### WHAT IS EXPECTED
In your copy, repeat the records exactly and leave out the pictures.

..........

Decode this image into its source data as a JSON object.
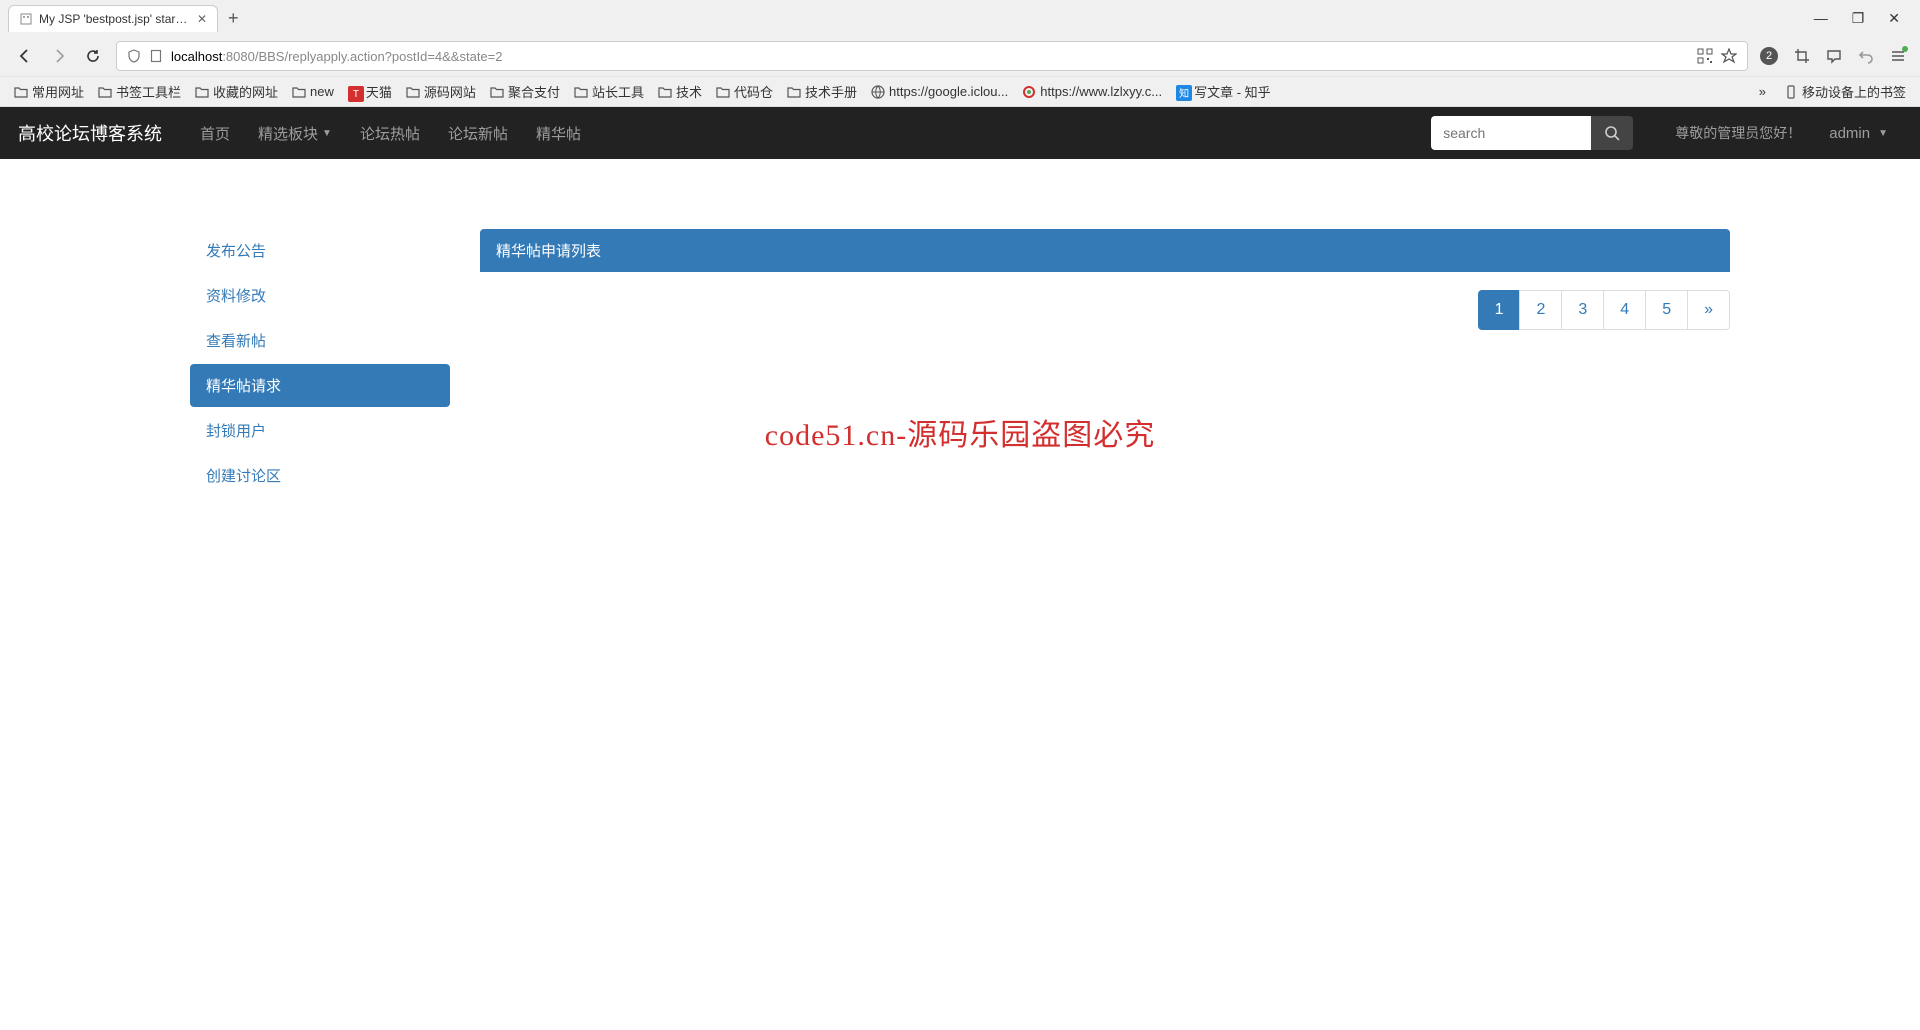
{
  "browser": {
    "tab_title": "My JSP 'bestpost.jsp' starting",
    "url_host": "localhost",
    "url_port_path": ":8080/BBS/replyapply.action?postId=4&&state=2",
    "badge_count": "2",
    "bookmarks": [
      {
        "label": "常用网址",
        "type": "folder"
      },
      {
        "label": "书签工具栏",
        "type": "folder"
      },
      {
        "label": "收藏的网址",
        "type": "folder"
      },
      {
        "label": "new",
        "type": "folder"
      },
      {
        "label": "天猫",
        "type": "badge-red",
        "badge": "T"
      },
      {
        "label": "源码网站",
        "type": "folder"
      },
      {
        "label": "聚合支付",
        "type": "folder"
      },
      {
        "label": "站长工具",
        "type": "folder"
      },
      {
        "label": "技术",
        "type": "folder"
      },
      {
        "label": "代码仓",
        "type": "folder"
      },
      {
        "label": "技术手册",
        "type": "folder"
      },
      {
        "label": "https://google.iclou...",
        "type": "globe"
      },
      {
        "label": "https://www.lzlxyy.c...",
        "type": "circle"
      },
      {
        "label": "写文章 - 知乎",
        "type": "badge-blue",
        "badge": "知"
      }
    ],
    "mobile_bookmark": "移动设备上的书签"
  },
  "navbar": {
    "brand": "高校论坛博客系统",
    "items": [
      "首页",
      "精选板块",
      "论坛热帖",
      "论坛新帖",
      "精华帖"
    ],
    "search_placeholder": "search",
    "greeting": "尊敬的管理员您好！",
    "user": "admin"
  },
  "sidebar": {
    "items": [
      {
        "label": "发布公告",
        "active": false
      },
      {
        "label": "资料修改",
        "active": false
      },
      {
        "label": "查看新帖",
        "active": false
      },
      {
        "label": "精华帖请求",
        "active": true
      },
      {
        "label": "封锁用户",
        "active": false
      },
      {
        "label": "创建讨论区",
        "active": false
      }
    ]
  },
  "panel": {
    "header": "精华帖申请列表"
  },
  "pagination": {
    "pages": [
      "1",
      "2",
      "3",
      "4",
      "5"
    ],
    "next": "»",
    "active": "1"
  },
  "watermark": "code51.cn-源码乐园盗图必究"
}
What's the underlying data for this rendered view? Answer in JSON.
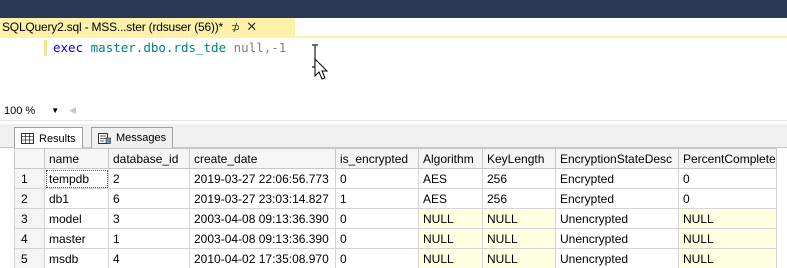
{
  "tab": {
    "title": "SQLQuery2.sql - MSS...ster (rdsuser (56))*",
    "pin_glyph": "⊅",
    "close_glyph": "✕"
  },
  "editor": {
    "code_keyword": "exec",
    "code_object": "master.dbo.rds_tde",
    "code_null": "null",
    "code_rest": ",-1"
  },
  "zoom": {
    "value": "100 %",
    "caret": "▼",
    "scroll_arrow": "◀"
  },
  "result_tabs": [
    {
      "label": "Results",
      "icon": "grid-icon"
    },
    {
      "label": "Messages",
      "icon": "messages-icon"
    }
  ],
  "grid": {
    "columns": [
      "",
      "name",
      "database_id",
      "create_date",
      "is_encrypted",
      "Algorithm",
      "KeyLength",
      "EncryptionStateDesc",
      "PercentComplete"
    ],
    "rows": [
      [
        "1",
        "tempdb",
        "2",
        "2019-03-27 22:06:56.773",
        "0",
        "AES",
        "256",
        "Encrypted",
        "0"
      ],
      [
        "2",
        "db1",
        "6",
        "2019-03-27 23:03:14.827",
        "1",
        "AES",
        "256",
        "Encrypted",
        "0"
      ],
      [
        "3",
        "model",
        "3",
        "2003-04-08 09:13:36.390",
        "0",
        "NULL",
        "NULL",
        "Unencrypted",
        "NULL"
      ],
      [
        "4",
        "master",
        "1",
        "2003-04-08 09:13:36.390",
        "0",
        "NULL",
        "NULL",
        "Unencrypted",
        "NULL"
      ],
      [
        "5",
        "msdb",
        "4",
        "2010-04-02 17:35:08.970",
        "0",
        "NULL",
        "NULL",
        "Unencrypted",
        "NULL"
      ]
    ]
  },
  "colors": {
    "tab_active": "#fff1a8",
    "top_strip": "#293955",
    "null_cell": "#ffffe1"
  }
}
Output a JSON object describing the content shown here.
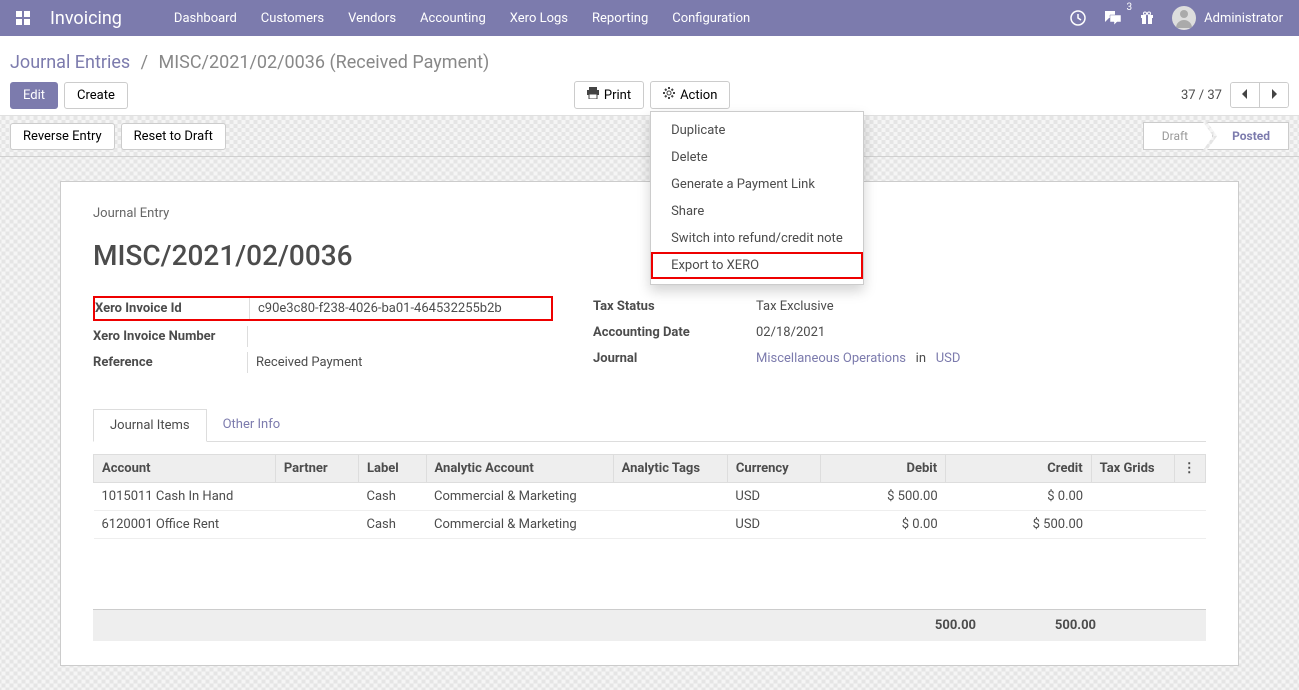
{
  "navbar": {
    "brand": "Invoicing",
    "menu": [
      "Dashboard",
      "Customers",
      "Vendors",
      "Accounting",
      "Xero Logs",
      "Reporting",
      "Configuration"
    ],
    "message_count": "3",
    "user_name": "Administrator"
  },
  "breadcrumb": {
    "link": "Journal Entries",
    "current": "MISC/2021/02/0036 (Received Payment)"
  },
  "buttons": {
    "edit": "Edit",
    "create": "Create",
    "print": "Print",
    "action": "Action",
    "reverse": "Reverse Entry",
    "reset": "Reset to Draft"
  },
  "action_menu": {
    "duplicate": "Duplicate",
    "del": "Delete",
    "payment_link": "Generate a Payment Link",
    "share": "Share",
    "refund": "Switch into refund/credit note",
    "export_xero": "Export to XERO"
  },
  "pager": {
    "text": "37 / 37"
  },
  "status": {
    "draft": "Draft",
    "posted": "Posted"
  },
  "sheet": {
    "label": "Journal Entry",
    "title": "MISC/2021/02/0036",
    "fields": {
      "xero_invoice_id_label": "Xero Invoice Id",
      "xero_invoice_id": "c90e3c80-f238-4026-ba01-464532255b2b",
      "xero_invoice_number_label": "Xero Invoice Number",
      "xero_invoice_number": "",
      "reference_label": "Reference",
      "reference": "Received Payment",
      "tax_status_label": "Tax Status",
      "tax_status": "Tax Exclusive",
      "accounting_date_label": "Accounting Date",
      "accounting_date": "02/18/2021",
      "journal_label": "Journal",
      "journal_op": "Miscellaneous Operations",
      "journal_in": "in",
      "journal_currency": "USD"
    }
  },
  "tabs": {
    "journal_items": "Journal Items",
    "other_info": "Other Info"
  },
  "table": {
    "headers": {
      "account": "Account",
      "partner": "Partner",
      "label": "Label",
      "analytic_account": "Analytic Account",
      "analytic_tags": "Analytic Tags",
      "currency": "Currency",
      "debit": "Debit",
      "credit": "Credit",
      "tax_grids": "Tax Grids"
    },
    "rows": [
      {
        "account": "1015011 Cash In Hand",
        "partner": "",
        "label": "Cash",
        "analytic_account": "Commercial & Marketing",
        "analytic_tags": "",
        "currency": "USD",
        "debit": "$ 500.00",
        "credit": "$ 0.00",
        "tax_grids": ""
      },
      {
        "account": "6120001 Office Rent",
        "partner": "",
        "label": "Cash",
        "analytic_account": "Commercial & Marketing",
        "analytic_tags": "",
        "currency": "USD",
        "debit": "$ 0.00",
        "credit": "$ 500.00",
        "tax_grids": ""
      }
    ],
    "totals": {
      "debit": "500.00",
      "credit": "500.00"
    }
  }
}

..........

### EXERCISE ANSWER
Decode this image into its source data as a JSON object.
{
  "browser": {
    "tab_title": "My JSP 'bestpost.jsp' starting",
    "url_host": "localhost",
    "url_port_path": ":8080/BBS/replyapply.action?postId=4&&state=2",
    "badge_count": "2",
    "bookmarks": [
      {
        "label": "常用网址",
        "type": "folder"
      },
      {
        "label": "书签工具栏",
        "type": "folder"
      },
      {
        "label": "收藏的网址",
        "type": "folder"
      },
      {
        "label": "new",
        "type": "folder"
      },
      {
        "label": "天猫",
        "type": "badge-red",
        "badge": "T"
      },
      {
        "label": "源码网站",
        "type": "folder"
      },
      {
        "label": "聚合支付",
        "type": "folder"
      },
      {
        "label": "站长工具",
        "type": "folder"
      },
      {
        "label": "技术",
        "type": "folder"
      },
      {
        "label": "代码仓",
        "type": "folder"
      },
      {
        "label": "技术手册",
        "type": "folder"
      },
      {
        "label": "https://google.iclou...",
        "type": "globe"
      },
      {
        "label": "https://www.lzlxyy.c...",
        "type": "circle"
      },
      {
        "label": "写文章 - 知乎",
        "type": "badge-blue",
        "badge": "知"
      }
    ],
    "mobile_bookmark": "移动设备上的书签"
  },
  "navbar": {
    "brand": "高校论坛博客系统",
    "items": [
      "首页",
      "精选板块",
      "论坛热帖",
      "论坛新帖",
      "精华帖"
    ],
    "search_placeholder": "search",
    "greeting": "尊敬的管理员您好！",
    "user": "admin"
  },
  "sidebar": {
    "items": [
      {
        "label": "发布公告",
        "active": false
      },
      {
        "label": "资料修改",
        "active": false
      },
      {
        "label": "查看新帖",
        "active": false
      },
      {
        "label": "精华帖请求",
        "active": true
      },
      {
        "label": "封锁用户",
        "active": false
      },
      {
        "label": "创建讨论区",
        "active": false
      }
    ]
  },
  "panel": {
    "header": "精华帖申请列表"
  },
  "pagination": {
    "pages": [
      "1",
      "2",
      "3",
      "4",
      "5"
    ],
    "next": "»",
    "active": "1"
  },
  "watermark": "code51.cn-源码乐园盗图必究"
}
What's the underlying data for this rendered view? Answer in JSON.
{
  "tab": {
    "title": "SQLQuery2.sql - MSS...ster (rdsuser (56))*",
    "pin_glyph": "⊅",
    "close_glyph": "✕"
  },
  "editor": {
    "code_keyword": "exec",
    "code_object": "master.dbo.rds_tde",
    "code_null": "null",
    "code_rest": ",-1"
  },
  "zoom": {
    "value": "100 %",
    "caret": "▼",
    "scroll_arrow": "◀"
  },
  "result_tabs": [
    {
      "label": "Results",
      "icon": "grid-icon"
    },
    {
      "label": "Messages",
      "icon": "messages-icon"
    }
  ],
  "grid": {
    "columns": [
      "",
      "name",
      "database_id",
      "create_date",
      "is_encrypted",
      "Algorithm",
      "KeyLength",
      "EncryptionStateDesc",
      "PercentComplete"
    ],
    "rows": [
      [
        "1",
        "tempdb",
        "2",
        "2019-03-27 22:06:56.773",
        "0",
        "AES",
        "256",
        "Encrypted",
        "0"
      ],
      [
        "2",
        "db1",
        "6",
        "2019-03-27 23:03:14.827",
        "1",
        "AES",
        "256",
        "Encrypted",
        "0"
      ],
      [
        "3",
        "model",
        "3",
        "2003-04-08 09:13:36.390",
        "0",
        "NULL",
        "NULL",
        "Unencrypted",
        "NULL"
      ],
      [
        "4",
        "master",
        "1",
        "2003-04-08 09:13:36.390",
        "0",
        "NULL",
        "NULL",
        "Unencrypted",
        "NULL"
      ],
      [
        "5",
        "msdb",
        "4",
        "2010-04-02 17:35:08.970",
        "0",
        "NULL",
        "NULL",
        "Unencrypted",
        "NULL"
      ]
    ]
  },
  "colors": {
    "tab_active": "#fff1a8",
    "top_strip": "#293955",
    "null_cell": "#ffffe1"
  }
}
Output a JSON object describing the content shown here.
{
  "navbar": {
    "brand": "Invoicing",
    "menu": [
      "Dashboard",
      "Customers",
      "Vendors",
      "Accounting",
      "Xero Logs",
      "Reporting",
      "Configuration"
    ],
    "message_count": "3",
    "user_name": "Administrator"
  },
  "breadcrumb": {
    "link": "Journal Entries",
    "current": "MISC/2021/02/0036 (Received Payment)"
  },
  "buttons": {
    "edit": "Edit",
    "create": "Create",
    "print": "Print",
    "action": "Action",
    "reverse": "Reverse Entry",
    "reset": "Reset to Draft"
  },
  "action_menu": {
    "duplicate": "Duplicate",
    "del": "Delete",
    "payment_link": "Generate a Payment Link",
    "share": "Share",
    "refund": "Switch into refund/credit note",
    "export_xero": "Export to XERO"
  },
  "pager": {
    "text": "37 / 37"
  },
  "status": {
    "draft": "Draft",
    "posted": "Posted"
  },
  "sheet": {
    "label": "Journal Entry",
    "title": "MISC/2021/02/0036",
    "fields": {
      "xero_invoice_id_label": "Xero Invoice Id",
      "xero_invoice_id": "c90e3c80-f238-4026-ba01-464532255b2b",
      "xero_invoice_number_label": "Xero Invoice Number",
      "xero_invoice_number": "",
      "reference_label": "Reference",
      "reference": "Received Payment",
      "tax_status_label": "Tax Status",
      "tax_status": "Tax Exclusive",
      "accounting_date_label": "Accounting Date",
      "accounting_date": "02/18/2021",
      "journal_label": "Journal",
      "journal_op": "Miscellaneous Operations",
      "journal_in": "in",
      "journal_currency": "USD"
    }
  },
  "tabs": {
    "journal_items": "Journal Items",
    "other_info": "Other Info"
  },
  "table": {
    "headers": {
      "account": "Account",
      "partner": "Partner",
      "label": "Label",
      "analytic_account": "Analytic Account",
      "analytic_tags": "Analytic Tags",
      "currency": "Currency",
      "debit": "Debit",
      "credit": "Credit",
      "tax_grids": "Tax Grids"
    },
    "rows": [
      {
        "account": "1015011 Cash In Hand",
        "partner": "",
        "label": "Cash",
        "analytic_account": "Commercial & Marketing",
        "analytic_tags": "",
        "currency": "USD",
        "debit": "$ 500.00",
        "credit": "$ 0.00",
        "tax_grids": ""
      },
      {
        "account": "6120001 Office Rent",
        "partner": "",
        "label": "Cash",
        "analytic_account": "Commercial & Marketing",
        "analytic_tags": "",
        "currency": "USD",
        "debit": "$ 0.00",
        "credit": "$ 500.00",
        "tax_grids": ""
      }
    ],
    "totals": {
      "debit": "500.00",
      "credit": "500.00"
    }
  }
}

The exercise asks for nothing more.